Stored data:

** Start **

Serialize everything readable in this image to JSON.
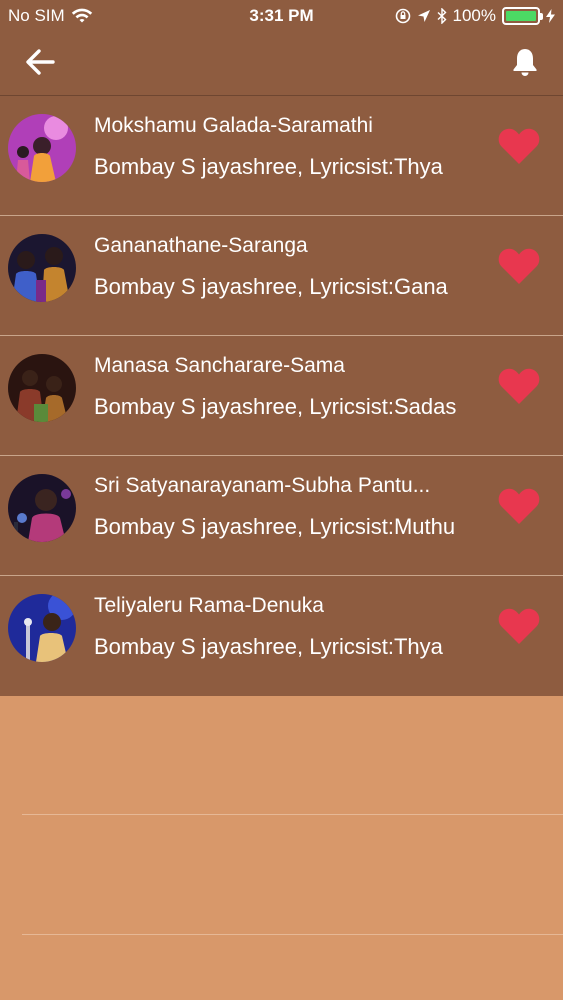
{
  "status_bar": {
    "carrier": "No SIM",
    "time": "3:31 PM",
    "battery_percent": "100%"
  },
  "nav": {
    "back_icon": "arrow-left-icon",
    "notifications_icon": "bell-icon"
  },
  "songs": [
    {
      "title": "Mokshamu Galada-Saramathi",
      "subtitle": "Bombay S jayashree, Lyricsist:Thya",
      "favorite": true
    },
    {
      "title": "Gananathane-Saranga",
      "subtitle": "Bombay S jayashree, Lyricsist:Gana",
      "favorite": true
    },
    {
      "title": "Manasa Sancharare-Sama",
      "subtitle": "Bombay S jayashree, Lyricsist:Sadas",
      "favorite": true
    },
    {
      "title": "Sri Satyanarayanam-Subha Pantu...",
      "subtitle": "Bombay S jayashree, Lyricsist:Muthu",
      "favorite": true
    },
    {
      "title": "Teliyaleru Rama-Denuka",
      "subtitle": "Bombay S jayashree, Lyricsist:Thya",
      "favorite": true
    }
  ],
  "colors": {
    "header_bg": "#8e5c40",
    "row_bg": "#8e5c40",
    "page_bg": "#d8986a",
    "heart": "#e8374f"
  }
}
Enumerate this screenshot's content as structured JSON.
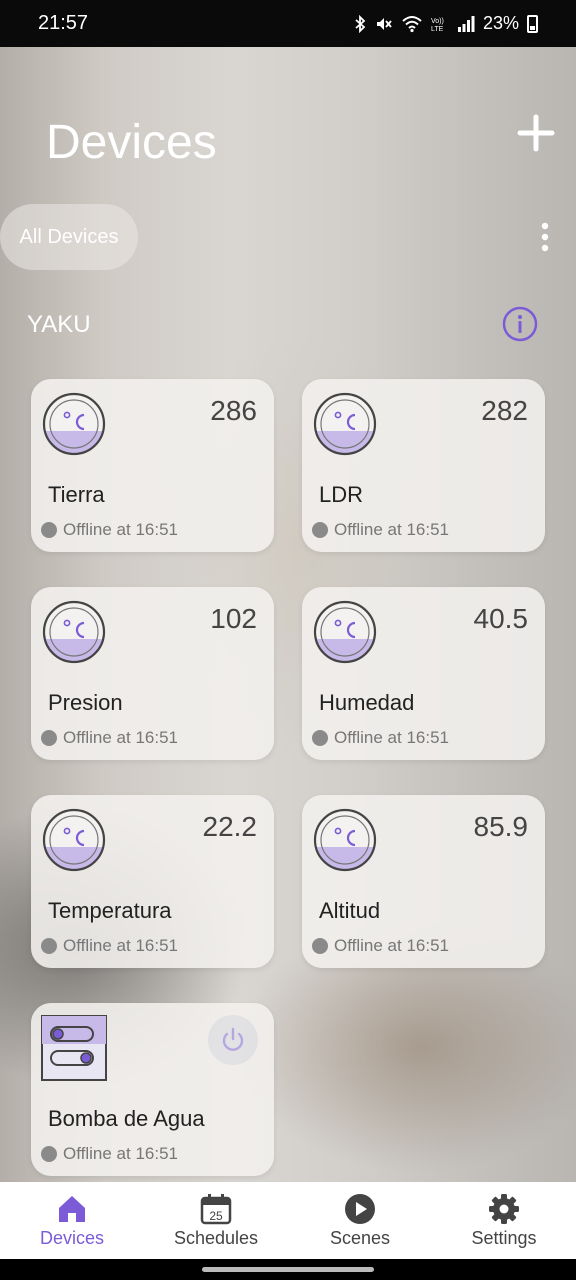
{
  "status_bar": {
    "time": "21:57",
    "battery": "23%",
    "icons": [
      "bluetooth-icon",
      "mute-icon",
      "wifi-icon",
      "volte-icon",
      "signal-icon",
      "battery-icon"
    ]
  },
  "header": {
    "title": "Devices",
    "add_icon": "plus-icon"
  },
  "filter": {
    "chip_label": "All Devices",
    "more_icon": "more-vertical-icon"
  },
  "room": {
    "name": "YAKU",
    "info_icon": "info-icon"
  },
  "devices": [
    {
      "name": "Tierra",
      "value": "286",
      "status": "Offline at 16:51",
      "icon": "thermometer-icon"
    },
    {
      "name": "LDR",
      "value": "282",
      "status": "Offline at 16:51",
      "icon": "thermometer-icon"
    },
    {
      "name": "Presion",
      "value": "102",
      "status": "Offline at 16:51",
      "icon": "thermometer-icon"
    },
    {
      "name": "Humedad",
      "value": "40.5",
      "status": "Offline at 16:51",
      "icon": "thermometer-icon"
    },
    {
      "name": "Temperatura",
      "value": "22.2",
      "status": "Offline at 16:51",
      "icon": "thermometer-icon"
    },
    {
      "name": "Altitud",
      "value": "85.9",
      "status": "Offline at 16:51",
      "icon": "thermometer-icon"
    },
    {
      "name": "Bomba de Agua",
      "value": "",
      "status": "Offline at 16:51",
      "icon": "switch-icon"
    }
  ],
  "bottom_nav": [
    {
      "label": "Devices",
      "icon": "home-icon",
      "active": true
    },
    {
      "label": "Schedules",
      "icon": "calendar-icon",
      "calendar_day": "25",
      "active": false
    },
    {
      "label": "Scenes",
      "icon": "play-icon",
      "active": false
    },
    {
      "label": "Settings",
      "icon": "gear-icon",
      "active": false
    }
  ],
  "colors": {
    "accent": "#7b5cd6",
    "offline_dot": "#8a8a8a",
    "gauge_fill": "#c7b9e8"
  }
}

** End **

▶ What to do
Omitting all images, print the listing exactly.

▶ Correct answer
Serialize everything readable in this image to JSON.
{
  "status_bar": {
    "carrier": "No SIM",
    "time": "3:31 PM",
    "battery_percent": "100%"
  },
  "nav": {
    "back_icon": "arrow-left-icon",
    "notifications_icon": "bell-icon"
  },
  "songs": [
    {
      "title": "Mokshamu Galada-Saramathi",
      "subtitle": "Bombay S jayashree, Lyricsist:Thya",
      "favorite": true
    },
    {
      "title": "Gananathane-Saranga",
      "subtitle": "Bombay S jayashree, Lyricsist:Gana",
      "favorite": true
    },
    {
      "title": "Manasa Sancharare-Sama",
      "subtitle": "Bombay S jayashree, Lyricsist:Sadas",
      "favorite": true
    },
    {
      "title": "Sri Satyanarayanam-Subha Pantu...",
      "subtitle": "Bombay S jayashree, Lyricsist:Muthu",
      "favorite": true
    },
    {
      "title": "Teliyaleru Rama-Denuka",
      "subtitle": "Bombay S jayashree, Lyricsist:Thya",
      "favorite": true
    }
  ],
  "colors": {
    "header_bg": "#8e5c40",
    "row_bg": "#8e5c40",
    "page_bg": "#d8986a",
    "heart": "#e8374f"
  }
}
Enumerate this screenshot's content as structured JSON.
{
  "status_bar": {
    "time": "21:57",
    "battery": "23%",
    "icons": [
      "bluetooth-icon",
      "mute-icon",
      "wifi-icon",
      "volte-icon",
      "signal-icon",
      "battery-icon"
    ]
  },
  "header": {
    "title": "Devices",
    "add_icon": "plus-icon"
  },
  "filter": {
    "chip_label": "All Devices",
    "more_icon": "more-vertical-icon"
  },
  "room": {
    "name": "YAKU",
    "info_icon": "info-icon"
  },
  "devices": [
    {
      "name": "Tierra",
      "value": "286",
      "status": "Offline at 16:51",
      "icon": "thermometer-icon"
    },
    {
      "name": "LDR",
      "value": "282",
      "status": "Offline at 16:51",
      "icon": "thermometer-icon"
    },
    {
      "name": "Presion",
      "value": "102",
      "status": "Offline at 16:51",
      "icon": "thermometer-icon"
    },
    {
      "name": "Humedad",
      "value": "40.5",
      "status": "Offline at 16:51",
      "icon": "thermometer-icon"
    },
    {
      "name": "Temperatura",
      "value": "22.2",
      "status": "Offline at 16:51",
      "icon": "thermometer-icon"
    },
    {
      "name": "Altitud",
      "value": "85.9",
      "status": "Offline at 16:51",
      "icon": "thermometer-icon"
    },
    {
      "name": "Bomba de Agua",
      "value": "",
      "status": "Offline at 16:51",
      "icon": "switch-icon"
    }
  ],
  "bottom_nav": [
    {
      "label": "Devices",
      "icon": "home-icon",
      "active": true
    },
    {
      "label": "Schedules",
      "icon": "calendar-icon",
      "calendar_day": "25",
      "active": false
    },
    {
      "label": "Scenes",
      "icon": "play-icon",
      "active": false
    },
    {
      "label": "Settings",
      "icon": "gear-icon",
      "active": false
    }
  ],
  "colors": {
    "accent": "#7b5cd6",
    "offline_dot": "#8a8a8a",
    "gauge_fill": "#c7b9e8"
  }
}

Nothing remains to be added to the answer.